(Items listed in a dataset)
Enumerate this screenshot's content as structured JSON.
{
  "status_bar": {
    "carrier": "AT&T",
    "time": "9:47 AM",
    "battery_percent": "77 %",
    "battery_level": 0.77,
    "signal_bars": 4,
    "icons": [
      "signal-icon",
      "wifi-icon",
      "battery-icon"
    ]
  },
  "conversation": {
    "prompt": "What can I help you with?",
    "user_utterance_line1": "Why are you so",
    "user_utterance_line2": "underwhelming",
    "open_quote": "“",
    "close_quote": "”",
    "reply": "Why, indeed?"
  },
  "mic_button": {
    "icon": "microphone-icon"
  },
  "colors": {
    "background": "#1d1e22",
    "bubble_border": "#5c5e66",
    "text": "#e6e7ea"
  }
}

> STATED GOAL
Set out the complete listing exactly as shown.

> WRITTEN ANSWER
Enumerate this screenshot's content as structured JSON.
{
  "status_bar": {
    "carrier": "AT&T",
    "time": "9:47 AM",
    "battery_percent": "77 %",
    "battery_level": 0.77,
    "signal_bars": 4,
    "icons": [
      "signal-icon",
      "wifi-icon",
      "battery-icon"
    ]
  },
  "conversation": {
    "prompt": "What can I help you with?",
    "user_utterance_line1": "Why are you so",
    "user_utterance_line2": "underwhelming",
    "open_quote": "“",
    "close_quote": "”",
    "reply": "Why, indeed?"
  },
  "mic_button": {
    "icon": "microphone-icon"
  },
  "colors": {
    "background": "#1d1e22",
    "bubble_border": "#5c5e66",
    "text": "#e6e7ea"
  }
}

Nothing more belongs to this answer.